■ **EXERCISE DIRECTIONS**:
Take every line from the listing below that includes "sen²u" and copy it.
** START OF RECORD SET **
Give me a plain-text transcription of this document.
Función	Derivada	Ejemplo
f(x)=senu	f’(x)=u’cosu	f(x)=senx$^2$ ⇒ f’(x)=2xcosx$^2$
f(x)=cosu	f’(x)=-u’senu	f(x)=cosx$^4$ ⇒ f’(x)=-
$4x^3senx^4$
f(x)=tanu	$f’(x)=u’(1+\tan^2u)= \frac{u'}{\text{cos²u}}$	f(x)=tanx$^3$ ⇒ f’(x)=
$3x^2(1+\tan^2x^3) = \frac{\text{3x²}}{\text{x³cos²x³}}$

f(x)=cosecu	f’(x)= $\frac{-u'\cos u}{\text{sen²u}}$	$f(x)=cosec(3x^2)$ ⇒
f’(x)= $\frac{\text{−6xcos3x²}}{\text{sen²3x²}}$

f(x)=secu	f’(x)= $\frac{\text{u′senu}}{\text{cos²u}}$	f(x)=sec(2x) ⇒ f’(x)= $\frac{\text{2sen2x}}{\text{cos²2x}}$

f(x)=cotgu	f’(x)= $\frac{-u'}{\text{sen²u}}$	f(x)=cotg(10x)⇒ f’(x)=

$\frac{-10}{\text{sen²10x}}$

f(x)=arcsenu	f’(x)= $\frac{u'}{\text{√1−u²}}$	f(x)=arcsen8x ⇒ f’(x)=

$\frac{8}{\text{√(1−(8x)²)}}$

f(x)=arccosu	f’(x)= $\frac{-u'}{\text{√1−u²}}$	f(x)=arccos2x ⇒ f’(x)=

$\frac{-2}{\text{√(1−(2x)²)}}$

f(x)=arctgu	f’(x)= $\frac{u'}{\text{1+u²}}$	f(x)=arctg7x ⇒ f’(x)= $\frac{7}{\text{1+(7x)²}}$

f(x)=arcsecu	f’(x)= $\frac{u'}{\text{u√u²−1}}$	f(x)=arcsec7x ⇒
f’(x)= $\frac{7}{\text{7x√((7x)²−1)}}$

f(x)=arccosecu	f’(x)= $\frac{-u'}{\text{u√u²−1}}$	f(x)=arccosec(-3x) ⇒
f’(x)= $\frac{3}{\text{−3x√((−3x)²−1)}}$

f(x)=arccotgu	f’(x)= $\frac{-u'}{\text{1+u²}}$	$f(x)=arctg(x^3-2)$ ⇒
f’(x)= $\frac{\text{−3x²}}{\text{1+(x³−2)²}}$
** END OF RECORD SET **
■ **RESPONSE TO THIS TASK**:
f(x)=cosecu	f’(x)= $\frac{-u'\cos u}{\text{sen²u}}$	$f(x)=cosec(3x^2)$ ⇒
f(x)=cotgu	f’(x)= $\frac{-u'}{\text{sen²u}}$	f(x)=cotg(10x)⇒ f’(x)=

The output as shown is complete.